Report each line in the items below that contains the word "gray". Match case exactly.

########

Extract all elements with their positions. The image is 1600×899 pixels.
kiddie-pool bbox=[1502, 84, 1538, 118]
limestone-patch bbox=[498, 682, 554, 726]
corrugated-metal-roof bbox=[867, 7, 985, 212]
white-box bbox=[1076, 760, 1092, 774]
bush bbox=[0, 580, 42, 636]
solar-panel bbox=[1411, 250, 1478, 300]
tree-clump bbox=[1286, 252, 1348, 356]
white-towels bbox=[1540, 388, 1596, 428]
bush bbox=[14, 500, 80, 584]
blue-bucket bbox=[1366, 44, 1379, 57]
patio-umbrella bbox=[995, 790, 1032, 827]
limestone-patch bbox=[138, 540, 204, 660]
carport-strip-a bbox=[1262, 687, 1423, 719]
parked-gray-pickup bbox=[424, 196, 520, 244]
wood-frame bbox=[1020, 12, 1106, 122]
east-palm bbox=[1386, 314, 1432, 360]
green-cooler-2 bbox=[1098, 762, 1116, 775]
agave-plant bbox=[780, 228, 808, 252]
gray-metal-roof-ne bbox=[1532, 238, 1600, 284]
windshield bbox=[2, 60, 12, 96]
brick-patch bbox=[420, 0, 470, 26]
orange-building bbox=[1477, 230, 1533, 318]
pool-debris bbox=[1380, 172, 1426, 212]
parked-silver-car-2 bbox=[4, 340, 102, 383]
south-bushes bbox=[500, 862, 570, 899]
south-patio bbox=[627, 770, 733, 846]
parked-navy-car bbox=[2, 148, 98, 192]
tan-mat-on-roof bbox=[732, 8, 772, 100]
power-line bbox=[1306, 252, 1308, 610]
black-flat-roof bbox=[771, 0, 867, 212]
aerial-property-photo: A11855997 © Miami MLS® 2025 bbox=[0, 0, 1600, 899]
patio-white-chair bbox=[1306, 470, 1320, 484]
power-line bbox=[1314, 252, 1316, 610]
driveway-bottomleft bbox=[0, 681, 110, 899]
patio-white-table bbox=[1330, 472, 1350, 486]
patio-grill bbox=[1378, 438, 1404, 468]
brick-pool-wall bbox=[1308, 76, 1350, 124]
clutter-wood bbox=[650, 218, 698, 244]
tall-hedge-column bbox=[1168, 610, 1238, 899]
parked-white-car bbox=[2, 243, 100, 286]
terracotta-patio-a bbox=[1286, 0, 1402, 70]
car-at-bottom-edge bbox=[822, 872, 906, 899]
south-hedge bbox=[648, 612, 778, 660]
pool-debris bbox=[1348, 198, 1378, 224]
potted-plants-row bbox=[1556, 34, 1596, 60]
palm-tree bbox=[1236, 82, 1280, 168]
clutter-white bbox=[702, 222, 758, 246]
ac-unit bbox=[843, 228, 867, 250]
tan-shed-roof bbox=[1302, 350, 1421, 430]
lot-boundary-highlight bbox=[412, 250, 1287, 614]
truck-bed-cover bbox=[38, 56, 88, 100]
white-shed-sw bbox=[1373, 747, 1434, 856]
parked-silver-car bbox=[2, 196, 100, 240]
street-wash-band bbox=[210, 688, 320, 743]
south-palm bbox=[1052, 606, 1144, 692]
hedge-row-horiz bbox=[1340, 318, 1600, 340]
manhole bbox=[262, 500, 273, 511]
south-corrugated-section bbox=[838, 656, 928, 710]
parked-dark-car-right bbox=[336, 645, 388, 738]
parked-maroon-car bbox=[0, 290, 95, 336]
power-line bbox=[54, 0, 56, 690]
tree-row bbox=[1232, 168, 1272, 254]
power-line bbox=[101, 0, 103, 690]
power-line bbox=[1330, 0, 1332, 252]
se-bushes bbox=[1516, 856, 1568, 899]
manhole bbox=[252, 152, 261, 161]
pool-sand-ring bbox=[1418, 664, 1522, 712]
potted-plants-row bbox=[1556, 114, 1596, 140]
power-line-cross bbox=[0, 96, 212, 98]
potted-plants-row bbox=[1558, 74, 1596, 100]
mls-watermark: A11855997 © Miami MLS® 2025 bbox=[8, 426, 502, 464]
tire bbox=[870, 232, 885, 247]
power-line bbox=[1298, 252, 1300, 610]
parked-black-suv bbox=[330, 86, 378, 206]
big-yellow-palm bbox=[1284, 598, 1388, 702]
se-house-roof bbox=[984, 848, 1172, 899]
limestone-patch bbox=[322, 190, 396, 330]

########

**FINAL ANSWER:**
parked-gray-pickup bbox=[424, 196, 520, 244]
gray-metal-roof-ne bbox=[1532, 238, 1600, 284]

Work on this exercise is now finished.